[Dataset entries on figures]
####################

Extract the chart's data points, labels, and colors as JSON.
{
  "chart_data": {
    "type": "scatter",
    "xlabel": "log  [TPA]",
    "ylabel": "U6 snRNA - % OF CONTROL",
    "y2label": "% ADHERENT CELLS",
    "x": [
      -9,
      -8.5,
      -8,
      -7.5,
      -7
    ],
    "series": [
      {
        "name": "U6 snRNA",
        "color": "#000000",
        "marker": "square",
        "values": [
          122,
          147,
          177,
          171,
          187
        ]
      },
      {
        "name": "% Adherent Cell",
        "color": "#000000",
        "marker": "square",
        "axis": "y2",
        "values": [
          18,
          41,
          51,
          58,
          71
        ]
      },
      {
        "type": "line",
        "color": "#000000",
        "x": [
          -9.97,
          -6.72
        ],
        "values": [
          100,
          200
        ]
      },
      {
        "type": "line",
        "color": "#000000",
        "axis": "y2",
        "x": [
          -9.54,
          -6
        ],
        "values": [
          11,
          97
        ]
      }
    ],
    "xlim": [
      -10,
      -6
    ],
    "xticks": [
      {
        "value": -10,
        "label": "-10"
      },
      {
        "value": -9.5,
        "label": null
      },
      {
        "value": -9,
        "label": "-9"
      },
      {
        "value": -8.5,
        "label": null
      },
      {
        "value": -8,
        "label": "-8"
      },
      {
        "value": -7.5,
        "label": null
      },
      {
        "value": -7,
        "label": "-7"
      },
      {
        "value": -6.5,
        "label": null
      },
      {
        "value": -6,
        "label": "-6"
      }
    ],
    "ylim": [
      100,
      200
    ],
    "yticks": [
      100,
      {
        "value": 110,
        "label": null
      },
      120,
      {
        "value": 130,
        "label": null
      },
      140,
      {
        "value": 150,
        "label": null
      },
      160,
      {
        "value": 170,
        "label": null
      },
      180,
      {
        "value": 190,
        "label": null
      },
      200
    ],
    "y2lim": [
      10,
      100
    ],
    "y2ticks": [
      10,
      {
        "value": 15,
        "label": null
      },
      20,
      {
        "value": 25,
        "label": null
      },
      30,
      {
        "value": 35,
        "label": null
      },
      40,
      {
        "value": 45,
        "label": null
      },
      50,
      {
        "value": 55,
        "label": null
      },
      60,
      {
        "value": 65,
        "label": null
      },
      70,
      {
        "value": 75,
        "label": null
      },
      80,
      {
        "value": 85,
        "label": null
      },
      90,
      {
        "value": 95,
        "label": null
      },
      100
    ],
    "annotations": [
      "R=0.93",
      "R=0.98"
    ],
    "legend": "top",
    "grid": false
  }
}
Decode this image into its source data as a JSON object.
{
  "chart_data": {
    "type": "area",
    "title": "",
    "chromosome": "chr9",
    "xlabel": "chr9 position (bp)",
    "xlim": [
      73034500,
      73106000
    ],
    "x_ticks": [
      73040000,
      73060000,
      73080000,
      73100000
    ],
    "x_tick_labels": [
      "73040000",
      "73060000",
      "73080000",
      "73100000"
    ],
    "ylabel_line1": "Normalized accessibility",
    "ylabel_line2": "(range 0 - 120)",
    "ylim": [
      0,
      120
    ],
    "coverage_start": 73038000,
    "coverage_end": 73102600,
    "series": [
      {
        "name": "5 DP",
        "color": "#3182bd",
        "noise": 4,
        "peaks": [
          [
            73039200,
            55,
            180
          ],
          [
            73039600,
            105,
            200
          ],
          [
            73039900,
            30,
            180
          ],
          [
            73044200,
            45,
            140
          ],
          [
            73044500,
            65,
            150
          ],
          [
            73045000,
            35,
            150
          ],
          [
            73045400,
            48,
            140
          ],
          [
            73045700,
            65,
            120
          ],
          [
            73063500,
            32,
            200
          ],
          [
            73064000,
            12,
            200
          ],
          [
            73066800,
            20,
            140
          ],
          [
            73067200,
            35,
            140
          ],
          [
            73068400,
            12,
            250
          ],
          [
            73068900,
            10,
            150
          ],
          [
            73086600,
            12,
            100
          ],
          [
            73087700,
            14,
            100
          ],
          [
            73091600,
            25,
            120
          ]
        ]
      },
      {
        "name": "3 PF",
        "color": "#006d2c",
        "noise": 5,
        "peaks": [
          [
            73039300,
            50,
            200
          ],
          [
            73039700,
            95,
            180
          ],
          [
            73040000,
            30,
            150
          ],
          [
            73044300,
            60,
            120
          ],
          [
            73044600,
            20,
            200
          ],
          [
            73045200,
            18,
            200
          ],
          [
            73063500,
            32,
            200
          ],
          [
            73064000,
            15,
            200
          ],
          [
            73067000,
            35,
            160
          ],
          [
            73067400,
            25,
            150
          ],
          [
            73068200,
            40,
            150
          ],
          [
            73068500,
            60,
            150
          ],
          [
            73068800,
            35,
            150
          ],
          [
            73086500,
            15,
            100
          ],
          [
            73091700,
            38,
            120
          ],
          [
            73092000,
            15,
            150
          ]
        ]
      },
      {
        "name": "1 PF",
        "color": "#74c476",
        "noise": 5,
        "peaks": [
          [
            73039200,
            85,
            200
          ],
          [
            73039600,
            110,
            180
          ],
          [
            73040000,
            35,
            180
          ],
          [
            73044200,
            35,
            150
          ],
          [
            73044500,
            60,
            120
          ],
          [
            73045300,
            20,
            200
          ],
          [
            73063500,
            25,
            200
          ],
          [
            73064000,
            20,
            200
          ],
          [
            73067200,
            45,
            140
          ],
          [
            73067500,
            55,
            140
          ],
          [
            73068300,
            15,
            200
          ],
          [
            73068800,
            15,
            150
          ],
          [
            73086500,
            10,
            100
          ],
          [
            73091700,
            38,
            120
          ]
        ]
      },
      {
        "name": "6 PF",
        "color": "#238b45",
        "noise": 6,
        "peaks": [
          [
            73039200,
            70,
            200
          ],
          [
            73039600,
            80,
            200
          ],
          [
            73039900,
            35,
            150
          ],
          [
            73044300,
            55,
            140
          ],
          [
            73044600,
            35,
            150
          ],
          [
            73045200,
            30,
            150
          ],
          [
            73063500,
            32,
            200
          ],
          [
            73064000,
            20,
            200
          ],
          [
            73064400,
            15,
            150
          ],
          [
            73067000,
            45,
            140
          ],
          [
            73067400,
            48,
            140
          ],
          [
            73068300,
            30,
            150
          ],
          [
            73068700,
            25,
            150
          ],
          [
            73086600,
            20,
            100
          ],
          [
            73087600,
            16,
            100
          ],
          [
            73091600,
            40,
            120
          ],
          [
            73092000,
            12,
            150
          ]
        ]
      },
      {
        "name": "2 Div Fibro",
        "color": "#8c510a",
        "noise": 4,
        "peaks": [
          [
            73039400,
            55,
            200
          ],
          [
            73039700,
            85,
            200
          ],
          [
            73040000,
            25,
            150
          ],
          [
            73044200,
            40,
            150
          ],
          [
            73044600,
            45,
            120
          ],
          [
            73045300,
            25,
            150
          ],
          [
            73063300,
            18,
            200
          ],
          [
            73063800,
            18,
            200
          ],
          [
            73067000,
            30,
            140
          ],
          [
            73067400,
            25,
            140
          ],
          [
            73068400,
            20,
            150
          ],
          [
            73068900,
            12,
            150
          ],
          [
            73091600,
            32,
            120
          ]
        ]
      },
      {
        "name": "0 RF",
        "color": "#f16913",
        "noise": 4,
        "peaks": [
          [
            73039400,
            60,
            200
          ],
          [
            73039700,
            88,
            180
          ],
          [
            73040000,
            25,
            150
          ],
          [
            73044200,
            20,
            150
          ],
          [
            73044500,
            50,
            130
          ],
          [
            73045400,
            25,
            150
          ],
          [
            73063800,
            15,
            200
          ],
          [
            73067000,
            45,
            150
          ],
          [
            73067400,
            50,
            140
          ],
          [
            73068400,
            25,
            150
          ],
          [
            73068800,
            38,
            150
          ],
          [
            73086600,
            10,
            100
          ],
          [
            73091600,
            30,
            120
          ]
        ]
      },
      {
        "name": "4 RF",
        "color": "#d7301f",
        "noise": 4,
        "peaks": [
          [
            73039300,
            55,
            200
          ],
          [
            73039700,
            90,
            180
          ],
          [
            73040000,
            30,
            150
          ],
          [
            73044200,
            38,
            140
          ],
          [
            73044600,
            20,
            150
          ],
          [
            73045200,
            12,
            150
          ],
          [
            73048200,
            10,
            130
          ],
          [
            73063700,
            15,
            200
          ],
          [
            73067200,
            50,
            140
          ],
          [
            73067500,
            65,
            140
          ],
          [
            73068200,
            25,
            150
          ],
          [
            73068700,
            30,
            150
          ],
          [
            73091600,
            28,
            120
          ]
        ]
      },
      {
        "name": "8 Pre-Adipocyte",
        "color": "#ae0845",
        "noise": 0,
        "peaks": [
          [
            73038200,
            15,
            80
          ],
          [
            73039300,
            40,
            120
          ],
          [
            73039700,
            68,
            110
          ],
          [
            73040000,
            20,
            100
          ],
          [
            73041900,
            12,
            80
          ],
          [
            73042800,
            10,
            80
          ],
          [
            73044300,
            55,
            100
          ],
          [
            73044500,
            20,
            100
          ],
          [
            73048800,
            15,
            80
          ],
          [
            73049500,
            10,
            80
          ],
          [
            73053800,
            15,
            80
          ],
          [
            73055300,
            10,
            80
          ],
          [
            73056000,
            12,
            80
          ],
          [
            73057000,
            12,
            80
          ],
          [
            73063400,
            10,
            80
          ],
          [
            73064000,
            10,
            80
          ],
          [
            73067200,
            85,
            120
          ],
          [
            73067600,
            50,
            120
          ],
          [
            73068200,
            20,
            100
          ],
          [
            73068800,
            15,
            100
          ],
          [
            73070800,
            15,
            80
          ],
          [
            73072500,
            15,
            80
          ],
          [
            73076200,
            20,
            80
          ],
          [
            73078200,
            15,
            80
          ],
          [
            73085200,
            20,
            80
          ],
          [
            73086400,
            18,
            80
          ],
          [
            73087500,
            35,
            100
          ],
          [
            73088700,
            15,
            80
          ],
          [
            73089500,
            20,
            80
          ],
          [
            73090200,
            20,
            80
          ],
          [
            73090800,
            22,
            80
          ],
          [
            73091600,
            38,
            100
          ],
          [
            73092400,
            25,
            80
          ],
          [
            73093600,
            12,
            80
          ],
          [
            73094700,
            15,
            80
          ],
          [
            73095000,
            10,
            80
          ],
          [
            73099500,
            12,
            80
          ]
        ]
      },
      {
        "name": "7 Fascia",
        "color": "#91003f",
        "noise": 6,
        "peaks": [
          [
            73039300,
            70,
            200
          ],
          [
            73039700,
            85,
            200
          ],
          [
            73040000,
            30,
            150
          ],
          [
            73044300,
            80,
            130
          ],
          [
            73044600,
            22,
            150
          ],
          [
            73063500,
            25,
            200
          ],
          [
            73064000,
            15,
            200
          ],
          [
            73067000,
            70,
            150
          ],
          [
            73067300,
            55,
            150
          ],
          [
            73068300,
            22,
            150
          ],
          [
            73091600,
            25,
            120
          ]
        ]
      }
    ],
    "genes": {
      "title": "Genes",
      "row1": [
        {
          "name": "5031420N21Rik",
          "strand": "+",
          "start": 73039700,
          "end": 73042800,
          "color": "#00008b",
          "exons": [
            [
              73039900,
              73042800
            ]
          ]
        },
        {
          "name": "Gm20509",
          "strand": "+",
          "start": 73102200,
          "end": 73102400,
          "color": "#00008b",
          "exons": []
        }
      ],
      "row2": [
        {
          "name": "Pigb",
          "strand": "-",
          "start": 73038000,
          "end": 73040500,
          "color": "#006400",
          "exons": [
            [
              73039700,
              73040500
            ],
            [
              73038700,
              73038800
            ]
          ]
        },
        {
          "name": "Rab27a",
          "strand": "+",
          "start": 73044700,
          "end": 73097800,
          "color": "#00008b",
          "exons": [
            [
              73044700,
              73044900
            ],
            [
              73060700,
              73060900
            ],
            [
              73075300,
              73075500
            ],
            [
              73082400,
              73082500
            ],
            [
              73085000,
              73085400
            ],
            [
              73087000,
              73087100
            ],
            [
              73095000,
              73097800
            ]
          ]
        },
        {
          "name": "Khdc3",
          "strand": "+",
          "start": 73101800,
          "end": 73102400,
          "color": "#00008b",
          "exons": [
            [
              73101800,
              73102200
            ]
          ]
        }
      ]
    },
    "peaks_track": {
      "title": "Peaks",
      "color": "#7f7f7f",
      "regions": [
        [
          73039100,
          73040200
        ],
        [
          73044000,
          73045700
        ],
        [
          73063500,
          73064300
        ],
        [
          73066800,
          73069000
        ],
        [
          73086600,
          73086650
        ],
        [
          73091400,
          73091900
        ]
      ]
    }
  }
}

####################

About this exercise: Could you copy every line from the records that mentions the word "JSON"?

Output for this task:
Extract the chart's data points, labels, and colors as JSON.
Decode this image into its source data as a JSON object.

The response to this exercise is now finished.